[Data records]
- - -

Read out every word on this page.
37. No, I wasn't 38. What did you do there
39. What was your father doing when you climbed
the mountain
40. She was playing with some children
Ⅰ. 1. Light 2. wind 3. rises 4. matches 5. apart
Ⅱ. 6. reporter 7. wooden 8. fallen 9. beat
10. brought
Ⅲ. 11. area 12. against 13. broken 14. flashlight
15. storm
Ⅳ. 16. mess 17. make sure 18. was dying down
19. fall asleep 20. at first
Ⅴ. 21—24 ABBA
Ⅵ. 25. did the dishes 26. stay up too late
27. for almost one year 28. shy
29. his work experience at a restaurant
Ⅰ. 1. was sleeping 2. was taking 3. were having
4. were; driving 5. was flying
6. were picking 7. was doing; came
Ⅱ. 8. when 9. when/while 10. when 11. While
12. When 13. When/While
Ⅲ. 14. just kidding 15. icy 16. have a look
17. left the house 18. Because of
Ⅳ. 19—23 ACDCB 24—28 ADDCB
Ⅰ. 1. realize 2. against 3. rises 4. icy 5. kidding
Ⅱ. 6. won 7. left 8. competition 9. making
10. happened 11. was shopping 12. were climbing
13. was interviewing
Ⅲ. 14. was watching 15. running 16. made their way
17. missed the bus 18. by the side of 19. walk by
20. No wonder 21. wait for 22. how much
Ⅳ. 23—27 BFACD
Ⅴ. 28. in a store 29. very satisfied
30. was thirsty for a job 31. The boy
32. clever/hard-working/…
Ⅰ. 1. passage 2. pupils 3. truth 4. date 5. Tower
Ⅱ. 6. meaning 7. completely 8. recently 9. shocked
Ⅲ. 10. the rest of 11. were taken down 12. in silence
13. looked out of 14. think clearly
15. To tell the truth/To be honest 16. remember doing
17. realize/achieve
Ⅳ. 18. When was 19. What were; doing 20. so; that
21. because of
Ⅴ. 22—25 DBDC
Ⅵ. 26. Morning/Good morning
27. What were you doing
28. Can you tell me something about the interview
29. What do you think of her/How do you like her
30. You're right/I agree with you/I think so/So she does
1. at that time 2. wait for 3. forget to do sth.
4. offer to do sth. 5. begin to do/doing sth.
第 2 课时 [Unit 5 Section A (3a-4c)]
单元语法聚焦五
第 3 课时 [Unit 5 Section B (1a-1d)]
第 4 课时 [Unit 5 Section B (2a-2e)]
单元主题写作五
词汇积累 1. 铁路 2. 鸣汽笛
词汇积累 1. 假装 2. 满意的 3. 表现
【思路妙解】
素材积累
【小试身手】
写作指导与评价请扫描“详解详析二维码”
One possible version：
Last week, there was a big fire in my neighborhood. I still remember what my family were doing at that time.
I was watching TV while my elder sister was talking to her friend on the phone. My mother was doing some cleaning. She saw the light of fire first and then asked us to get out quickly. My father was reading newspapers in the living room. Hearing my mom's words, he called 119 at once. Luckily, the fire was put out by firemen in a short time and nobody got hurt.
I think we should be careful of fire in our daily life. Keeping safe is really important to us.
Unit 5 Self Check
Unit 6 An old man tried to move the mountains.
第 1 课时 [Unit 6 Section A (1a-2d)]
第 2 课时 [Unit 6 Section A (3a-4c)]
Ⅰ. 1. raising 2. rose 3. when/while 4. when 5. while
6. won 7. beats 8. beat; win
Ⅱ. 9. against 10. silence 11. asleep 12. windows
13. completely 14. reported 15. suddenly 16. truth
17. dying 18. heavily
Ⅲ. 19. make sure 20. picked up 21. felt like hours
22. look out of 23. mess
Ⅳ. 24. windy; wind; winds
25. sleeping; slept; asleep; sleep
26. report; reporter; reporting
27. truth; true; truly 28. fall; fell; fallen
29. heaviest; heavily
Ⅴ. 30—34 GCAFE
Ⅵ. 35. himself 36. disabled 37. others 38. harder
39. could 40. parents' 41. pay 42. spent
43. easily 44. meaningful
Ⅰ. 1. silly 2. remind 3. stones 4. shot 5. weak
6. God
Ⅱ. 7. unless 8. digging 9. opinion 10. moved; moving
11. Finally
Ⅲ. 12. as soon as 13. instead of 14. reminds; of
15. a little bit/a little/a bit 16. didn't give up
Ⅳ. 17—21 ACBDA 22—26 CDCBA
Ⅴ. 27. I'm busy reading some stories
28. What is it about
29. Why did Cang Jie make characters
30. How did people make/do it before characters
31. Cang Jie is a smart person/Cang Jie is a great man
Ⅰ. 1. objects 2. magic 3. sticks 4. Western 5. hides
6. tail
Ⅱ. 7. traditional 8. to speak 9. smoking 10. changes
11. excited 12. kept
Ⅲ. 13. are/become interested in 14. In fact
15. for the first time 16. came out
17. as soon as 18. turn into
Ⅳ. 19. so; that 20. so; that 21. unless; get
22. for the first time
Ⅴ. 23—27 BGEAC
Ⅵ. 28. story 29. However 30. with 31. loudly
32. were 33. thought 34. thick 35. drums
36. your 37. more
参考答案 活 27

- - -

◆ **Exercise requirements**:
Take the material above and return all of it exactly.

◆ **Response to this exercise**:
Read out every word on this page.
37. No, I wasn't 38. What did you do there
39. What was your father doing when you climbed
the mountain
40. She was playing with some children
Ⅰ. 1. Light 2. wind 3. rises 4. matches 5. apart
Ⅱ. 6. reporter 7. wooden 8. fallen 9. beat
10. brought
Ⅲ. 11. area 12. against 13. broken 14. flashlight
15. storm
Ⅳ. 16. mess 17. make sure 18. was dying down
19. fall asleep 20. at first
Ⅴ. 21—24 ABBA
Ⅵ. 25. did the dishes 26. stay up too late
27. for almost one year 28. shy
29. his work experience at a restaurant
Ⅰ. 1. was sleeping 2. was taking 3. were having
4. were; driving 5. was flying
6. were picking 7. was doing; came
Ⅱ. 8. when 9. when/while 10. when 11. While
12. When 13. When/While
Ⅲ. 14. just kidding 15. icy 16. have a look
17. left the house 18. Because of
Ⅳ. 19—23 ACDCB 24—28 ADDCB
Ⅰ. 1. realize 2. against 3. rises 4. icy 5. kidding
Ⅱ. 6. won 7. left 8. competition 9. making
10. happened 11. was shopping 12. were climbing
13. was interviewing
Ⅲ. 14. was watching 15. running 16. made their way
17. missed the bus 18. by the side of 19. walk by
20. No wonder 21. wait for 22. how much
Ⅳ. 23—27 BFACD
Ⅴ. 28. in a store 29. very satisfied
30. was thirsty for a job 31. The boy
32. clever/hard-working/…
Ⅰ. 1. passage 2. pupils 3. truth 4. date 5. Tower
Ⅱ. 6. meaning 7. completely 8. recently 9. shocked
Ⅲ. 10. the rest of 11. were taken down 12. in silence
13. looked out of 14. think clearly
15. To tell the truth/To be honest 16. remember doing
17. realize/achieve
Ⅳ. 18. When was 19. What were; doing 20. so; that
21. because of
Ⅴ. 22—25 DBDC
Ⅵ. 26. Morning/Good morning
27. What were you doing
28. Can you tell me something about the interview
29. What do you think of her/How do you like her
30. You're right/I agree with you/I think so/So she does
1. at that time 2. wait for 3. forget to do sth.
4. offer to do sth. 5. begin to do/doing sth.
第 2 课时 [Unit 5 Section A (3a-4c)]
单元语法聚焦五
第 3 课时 [Unit 5 Section B (1a-1d)]
第 4 课时 [Unit 5 Section B (2a-2e)]
单元主题写作五
词汇积累 1. 铁路 2. 鸣汽笛
词汇积累 1. 假装 2. 满意的 3. 表现
【思路妙解】
素材积累
【小试身手】
写作指导与评价请扫描“详解详析二维码”
One possible version：
Last week, there was a big fire in my neighborhood. I still remember what my family were doing at that time.
I was watching TV while my elder sister was talking to her friend on the phone. My mother was doing some cleaning. She saw the light of fire first and then asked us to get out quickly. My father was reading newspapers in the living room. Hearing my mom's words, he called 119 at once. Luckily, the fire was put out by firemen in a short time and nobody got hurt.
I think we should be careful of fire in our daily life. Keeping safe is really important to us.
Unit 5 Self Check
Unit 6 An old man tried to move the mountains.
第 1 课时 [Unit 6 Section A (1a-2d)]
第 2 课时 [Unit 6 Section A (3a-4c)]
Ⅰ. 1. raising 2. rose 3. when/while 4. when 5. while
6. won 7. beats 8. beat; win
Ⅱ. 9. against 10. silence 11. asleep 12. windows
13. completely 14. reported 15. suddenly 16. truth
17. dying 18. heavily
Ⅲ. 19. make sure 20. picked up 21. felt like hours
22. look out of 23. mess
Ⅳ. 24. windy; wind; winds
25. sleeping; slept; asleep; sleep
26. report; reporter; reporting
27. truth; true; truly 28. fall; fell; fallen
29. heaviest; heavily
Ⅴ. 30—34 GCAFE
Ⅵ. 35. himself 36. disabled 37. others 38. harder
39. could 40. parents' 41. pay 42. spent
43. easily 44. meaningful
Ⅰ. 1. silly 2. remind 3. stones 4. shot 5. weak
6. God
Ⅱ. 7. unless 8. digging 9. opinion 10. moved; moving
11. Finally
Ⅲ. 12. as soon as 13. instead of 14. reminds; of
15. a little bit/a little/a bit 16. didn't give up
Ⅳ. 17—21 ACBDA 22—26 CDCBA
Ⅴ. 27. I'm busy reading some stories
28. What is it about
29. Why did Cang Jie make characters
30. How did people make/do it before characters
31. Cang Jie is a smart person/Cang Jie is a great man
Ⅰ. 1. objects 2. magic 3. sticks 4. Western 5. hides
6. tail
Ⅱ. 7. traditional 8. to speak 9. smoking 10. changes
11. excited 12. kept
Ⅲ. 13. are/become interested in 14. In fact
15. for the first time 16. came out
17. as soon as 18. turn into
Ⅳ. 19. so; that 20. so; that 21. unless; get
22. for the first time
Ⅴ. 23—27 BGEAC
Ⅵ. 28. story 29. However 30. with 31. loudly
32. were 33. thought 34. thick 35. drums
36. your 37. more
参考答案 活 27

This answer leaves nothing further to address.